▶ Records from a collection
- - -
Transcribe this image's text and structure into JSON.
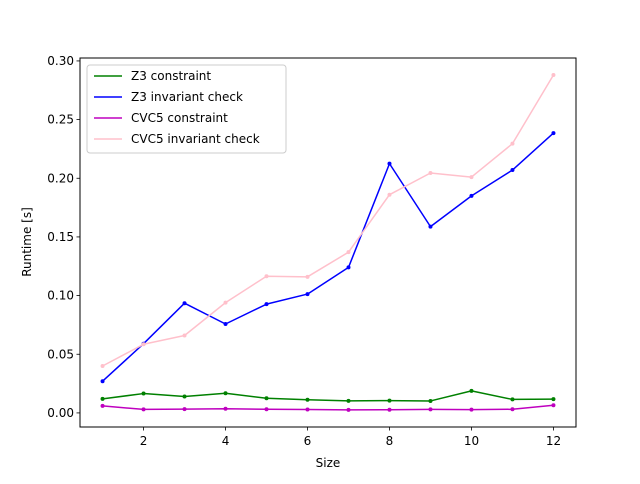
{
  "chart_data": {
    "type": "line",
    "title": "",
    "xlabel": "Size",
    "ylabel": "Runtime [s]",
    "xlim": [
      0.45,
      12.55
    ],
    "ylim": [
      -0.012,
      0.3025
    ],
    "xticks": [
      2,
      4,
      6,
      8,
      10,
      12
    ],
    "xtick_labels": [
      "2",
      "4",
      "6",
      "8",
      "10",
      "12"
    ],
    "yticks": [
      0.0,
      0.05,
      0.1,
      0.15,
      0.2,
      0.25,
      0.3
    ],
    "ytick_labels": [
      "0.00",
      "0.05",
      "0.10",
      "0.15",
      "0.20",
      "0.25",
      "0.30"
    ],
    "grid": false,
    "legend_position": "upper-left",
    "x": [
      1,
      2,
      3,
      4,
      5,
      6,
      7,
      8,
      9,
      10,
      11,
      12
    ],
    "series": [
      {
        "name": "Z3 constraint",
        "color": "#008000",
        "values": [
          0.012,
          0.0165,
          0.014,
          0.0168,
          0.0125,
          0.0112,
          0.0103,
          0.0105,
          0.0102,
          0.0188,
          0.0115,
          0.0118
        ]
      },
      {
        "name": "Z3 invariant check",
        "color": "#0000ff",
        "values": [
          0.027,
          0.059,
          0.0935,
          0.0758,
          0.0927,
          0.1013,
          0.124,
          0.2125,
          0.1588,
          0.185,
          0.207,
          0.2385
        ]
      },
      {
        "name": "CVC5 constraint",
        "color": "#bf00bf",
        "values": [
          0.006,
          0.003,
          0.0032,
          0.0036,
          0.0031,
          0.0029,
          0.0026,
          0.0027,
          0.003,
          0.0028,
          0.0031,
          0.0065
        ]
      },
      {
        "name": "CVC5 invariant check",
        "color": "#ffc0cb",
        "values": [
          0.04,
          0.0585,
          0.066,
          0.094,
          0.1165,
          0.116,
          0.137,
          0.186,
          0.2045,
          0.201,
          0.2295,
          0.288
        ]
      }
    ]
  }
}
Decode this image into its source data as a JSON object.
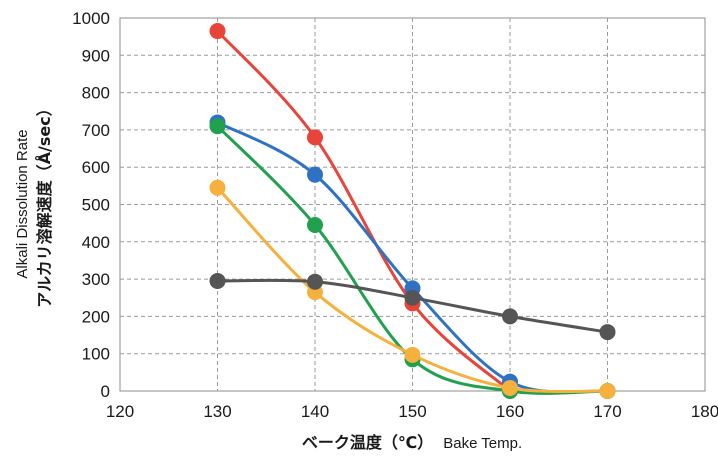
{
  "chart_data": {
    "type": "line",
    "title": "",
    "xlabel_jp": "ベーク温度（℃）",
    "xlabel_en": "Bake Temp.",
    "ylabel_en": "Alkali Dissolution Rate",
    "ylabel_jp": "アルカリ溶解速度（Å/sec）",
    "xlim": [
      120,
      180
    ],
    "ylim": [
      0,
      1000
    ],
    "x_ticks": [
      "120",
      "130",
      "140",
      "150",
      "160",
      "170",
      "180"
    ],
    "y_ticks": [
      "0",
      "100",
      "200",
      "300",
      "400",
      "500",
      "600",
      "700",
      "800",
      "900",
      "1000"
    ],
    "grid": true,
    "legend": "none",
    "series": [
      {
        "color": "#e8443a",
        "points": [
          [
            130,
            965
          ],
          [
            140,
            680
          ],
          [
            150,
            235
          ],
          [
            160,
            0
          ]
        ]
      },
      {
        "color": "#2f72c4",
        "points": [
          [
            130,
            720
          ],
          [
            140,
            580
          ],
          [
            150,
            275
          ],
          [
            160,
            25
          ],
          [
            170,
            0
          ]
        ]
      },
      {
        "color": "#21a04d",
        "points": [
          [
            130,
            710
          ],
          [
            140,
            445
          ],
          [
            150,
            85
          ],
          [
            160,
            0
          ],
          [
            170,
            0
          ]
        ]
      },
      {
        "color": "#f5b03e",
        "points": [
          [
            130,
            545
          ],
          [
            140,
            265
          ],
          [
            150,
            97
          ],
          [
            160,
            8
          ],
          [
            170,
            0
          ]
        ]
      },
      {
        "color": "#555555",
        "points": [
          [
            130,
            295
          ],
          [
            140,
            293
          ],
          [
            150,
            250
          ],
          [
            160,
            200
          ],
          [
            170,
            158
          ]
        ]
      }
    ]
  }
}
- - -
▶ EXERCISE GOAL
Read the entries and select each line where the word "constraint" is found.

▶ ANSWER
        "name": "Z3 constraint",
        "name": "CVC5 constraint",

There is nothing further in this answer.